> **Data to use**
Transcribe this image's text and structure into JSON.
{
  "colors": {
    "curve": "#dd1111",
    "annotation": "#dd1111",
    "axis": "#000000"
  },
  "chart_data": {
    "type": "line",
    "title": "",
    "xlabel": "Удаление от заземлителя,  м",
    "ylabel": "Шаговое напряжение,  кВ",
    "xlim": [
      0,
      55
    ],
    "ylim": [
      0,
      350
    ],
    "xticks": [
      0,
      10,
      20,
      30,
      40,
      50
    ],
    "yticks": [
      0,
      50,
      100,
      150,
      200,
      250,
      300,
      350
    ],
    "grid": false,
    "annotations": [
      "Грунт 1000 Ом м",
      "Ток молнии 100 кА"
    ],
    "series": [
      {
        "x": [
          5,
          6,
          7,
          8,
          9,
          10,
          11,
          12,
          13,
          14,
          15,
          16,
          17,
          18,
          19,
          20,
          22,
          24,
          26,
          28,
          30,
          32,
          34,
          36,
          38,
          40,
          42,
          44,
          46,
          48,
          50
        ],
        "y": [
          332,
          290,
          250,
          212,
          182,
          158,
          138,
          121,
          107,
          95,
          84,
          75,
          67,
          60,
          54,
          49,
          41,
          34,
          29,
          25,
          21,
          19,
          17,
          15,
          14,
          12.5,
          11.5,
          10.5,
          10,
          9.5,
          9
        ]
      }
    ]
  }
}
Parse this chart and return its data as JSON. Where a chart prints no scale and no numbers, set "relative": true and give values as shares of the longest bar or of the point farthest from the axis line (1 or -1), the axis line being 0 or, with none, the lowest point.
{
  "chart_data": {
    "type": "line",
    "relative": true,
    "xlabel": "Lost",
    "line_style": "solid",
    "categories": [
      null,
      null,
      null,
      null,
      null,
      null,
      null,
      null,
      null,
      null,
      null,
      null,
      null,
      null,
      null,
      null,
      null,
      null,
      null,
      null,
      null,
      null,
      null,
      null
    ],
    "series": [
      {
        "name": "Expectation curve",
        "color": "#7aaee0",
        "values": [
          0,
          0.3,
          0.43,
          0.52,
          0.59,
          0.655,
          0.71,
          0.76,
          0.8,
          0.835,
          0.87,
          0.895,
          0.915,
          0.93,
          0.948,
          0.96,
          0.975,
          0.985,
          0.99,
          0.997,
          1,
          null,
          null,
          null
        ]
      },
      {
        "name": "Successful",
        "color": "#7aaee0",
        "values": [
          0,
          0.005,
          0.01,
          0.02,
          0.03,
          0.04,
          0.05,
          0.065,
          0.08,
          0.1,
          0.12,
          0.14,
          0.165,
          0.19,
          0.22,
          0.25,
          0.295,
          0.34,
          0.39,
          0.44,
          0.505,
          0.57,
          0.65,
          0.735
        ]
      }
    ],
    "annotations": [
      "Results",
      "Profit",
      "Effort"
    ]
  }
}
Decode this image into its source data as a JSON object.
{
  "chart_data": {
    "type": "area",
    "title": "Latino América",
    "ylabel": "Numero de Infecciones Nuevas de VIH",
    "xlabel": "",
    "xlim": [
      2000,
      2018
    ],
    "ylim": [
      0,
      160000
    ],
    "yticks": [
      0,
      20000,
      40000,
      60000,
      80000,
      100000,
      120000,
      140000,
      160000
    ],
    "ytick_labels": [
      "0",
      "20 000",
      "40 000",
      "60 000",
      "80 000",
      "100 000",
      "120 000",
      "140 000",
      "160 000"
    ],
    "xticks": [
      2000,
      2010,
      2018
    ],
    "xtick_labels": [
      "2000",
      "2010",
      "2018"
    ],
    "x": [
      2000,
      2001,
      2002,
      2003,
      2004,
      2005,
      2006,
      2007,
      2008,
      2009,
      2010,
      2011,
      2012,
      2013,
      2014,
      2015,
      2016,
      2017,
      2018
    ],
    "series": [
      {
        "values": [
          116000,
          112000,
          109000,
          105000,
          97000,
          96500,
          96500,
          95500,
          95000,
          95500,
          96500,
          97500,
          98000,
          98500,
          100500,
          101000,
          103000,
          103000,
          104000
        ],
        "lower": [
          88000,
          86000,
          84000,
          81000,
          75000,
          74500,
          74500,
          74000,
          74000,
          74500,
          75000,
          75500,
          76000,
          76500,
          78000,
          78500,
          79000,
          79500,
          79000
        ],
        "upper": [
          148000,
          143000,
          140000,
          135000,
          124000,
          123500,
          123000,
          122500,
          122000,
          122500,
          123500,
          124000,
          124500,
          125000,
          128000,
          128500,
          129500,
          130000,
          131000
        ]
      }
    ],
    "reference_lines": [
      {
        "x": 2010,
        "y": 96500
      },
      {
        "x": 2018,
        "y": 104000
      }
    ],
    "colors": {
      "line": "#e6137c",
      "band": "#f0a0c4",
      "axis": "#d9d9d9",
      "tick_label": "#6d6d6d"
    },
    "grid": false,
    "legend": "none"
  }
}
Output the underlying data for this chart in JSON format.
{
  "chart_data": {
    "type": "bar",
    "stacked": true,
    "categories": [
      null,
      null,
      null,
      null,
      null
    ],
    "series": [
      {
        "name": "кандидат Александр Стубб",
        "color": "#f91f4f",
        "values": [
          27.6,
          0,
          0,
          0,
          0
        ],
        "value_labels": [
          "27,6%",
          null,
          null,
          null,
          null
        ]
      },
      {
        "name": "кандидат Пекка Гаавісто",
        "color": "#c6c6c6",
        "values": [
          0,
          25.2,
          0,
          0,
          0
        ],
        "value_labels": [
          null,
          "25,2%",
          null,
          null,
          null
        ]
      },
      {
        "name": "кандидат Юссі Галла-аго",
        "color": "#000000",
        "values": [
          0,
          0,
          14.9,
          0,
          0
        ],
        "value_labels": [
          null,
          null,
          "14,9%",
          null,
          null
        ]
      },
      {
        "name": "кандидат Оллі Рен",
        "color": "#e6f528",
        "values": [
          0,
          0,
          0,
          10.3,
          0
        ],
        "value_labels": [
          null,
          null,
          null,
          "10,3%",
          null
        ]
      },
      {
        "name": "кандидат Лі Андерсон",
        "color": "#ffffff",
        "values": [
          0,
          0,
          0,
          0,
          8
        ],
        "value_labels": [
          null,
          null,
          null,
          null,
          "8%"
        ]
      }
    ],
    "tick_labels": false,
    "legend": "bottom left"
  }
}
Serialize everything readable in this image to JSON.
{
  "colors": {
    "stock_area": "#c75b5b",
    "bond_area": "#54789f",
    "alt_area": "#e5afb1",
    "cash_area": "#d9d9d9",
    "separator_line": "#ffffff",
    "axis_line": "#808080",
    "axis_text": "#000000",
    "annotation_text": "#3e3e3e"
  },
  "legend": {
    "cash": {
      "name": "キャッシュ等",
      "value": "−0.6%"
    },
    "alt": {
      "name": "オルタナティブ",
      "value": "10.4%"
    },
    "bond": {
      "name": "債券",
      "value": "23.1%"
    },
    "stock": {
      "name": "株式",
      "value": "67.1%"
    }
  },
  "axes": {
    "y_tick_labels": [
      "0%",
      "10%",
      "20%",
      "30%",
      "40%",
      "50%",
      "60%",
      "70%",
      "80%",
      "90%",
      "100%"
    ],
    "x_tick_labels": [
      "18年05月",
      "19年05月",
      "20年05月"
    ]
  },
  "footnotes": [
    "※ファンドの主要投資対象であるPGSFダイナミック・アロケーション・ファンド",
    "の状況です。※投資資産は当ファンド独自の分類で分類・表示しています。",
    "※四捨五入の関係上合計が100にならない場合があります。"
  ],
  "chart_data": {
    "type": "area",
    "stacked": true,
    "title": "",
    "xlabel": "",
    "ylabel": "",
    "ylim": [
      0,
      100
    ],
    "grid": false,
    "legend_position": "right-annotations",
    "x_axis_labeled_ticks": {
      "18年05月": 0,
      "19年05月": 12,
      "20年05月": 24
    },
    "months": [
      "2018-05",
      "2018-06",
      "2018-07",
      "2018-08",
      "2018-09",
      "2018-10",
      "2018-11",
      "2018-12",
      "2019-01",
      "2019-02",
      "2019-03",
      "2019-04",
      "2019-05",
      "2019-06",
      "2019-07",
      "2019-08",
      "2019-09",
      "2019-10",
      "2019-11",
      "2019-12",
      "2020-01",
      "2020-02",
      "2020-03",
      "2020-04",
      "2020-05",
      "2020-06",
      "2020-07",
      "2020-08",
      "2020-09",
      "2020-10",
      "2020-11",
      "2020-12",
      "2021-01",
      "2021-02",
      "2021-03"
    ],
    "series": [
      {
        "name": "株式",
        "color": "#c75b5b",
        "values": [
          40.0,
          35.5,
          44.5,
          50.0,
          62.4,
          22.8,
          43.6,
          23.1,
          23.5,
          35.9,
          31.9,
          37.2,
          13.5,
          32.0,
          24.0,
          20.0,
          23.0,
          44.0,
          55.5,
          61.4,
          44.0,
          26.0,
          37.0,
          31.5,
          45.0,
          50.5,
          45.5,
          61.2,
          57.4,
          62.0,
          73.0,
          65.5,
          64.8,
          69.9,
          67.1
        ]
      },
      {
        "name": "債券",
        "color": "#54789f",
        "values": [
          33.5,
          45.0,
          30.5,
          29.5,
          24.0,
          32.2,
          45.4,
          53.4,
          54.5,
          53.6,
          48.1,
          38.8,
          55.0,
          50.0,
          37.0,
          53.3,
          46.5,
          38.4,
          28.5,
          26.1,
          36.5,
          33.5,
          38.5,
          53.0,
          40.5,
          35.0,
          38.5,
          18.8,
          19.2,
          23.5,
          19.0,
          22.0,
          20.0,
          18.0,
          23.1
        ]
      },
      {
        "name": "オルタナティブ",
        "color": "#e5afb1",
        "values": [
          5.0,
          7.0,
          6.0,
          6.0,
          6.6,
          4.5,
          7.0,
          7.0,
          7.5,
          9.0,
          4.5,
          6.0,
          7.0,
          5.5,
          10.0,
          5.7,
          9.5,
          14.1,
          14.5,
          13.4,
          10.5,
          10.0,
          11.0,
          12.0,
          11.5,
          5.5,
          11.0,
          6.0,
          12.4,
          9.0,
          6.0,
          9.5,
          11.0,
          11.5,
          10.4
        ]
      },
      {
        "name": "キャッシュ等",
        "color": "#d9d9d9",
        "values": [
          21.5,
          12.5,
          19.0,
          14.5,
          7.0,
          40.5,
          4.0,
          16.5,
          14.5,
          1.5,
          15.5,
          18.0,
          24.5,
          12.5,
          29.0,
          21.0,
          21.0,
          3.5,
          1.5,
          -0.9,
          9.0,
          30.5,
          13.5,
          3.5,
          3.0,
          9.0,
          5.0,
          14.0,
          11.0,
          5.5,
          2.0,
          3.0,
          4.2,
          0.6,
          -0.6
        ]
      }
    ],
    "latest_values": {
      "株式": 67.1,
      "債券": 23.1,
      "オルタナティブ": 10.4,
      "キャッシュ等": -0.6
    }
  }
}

> **Your objective**
Of the lines in the material above, state how many contain the string "true"; give no other text.

> **Solution**
4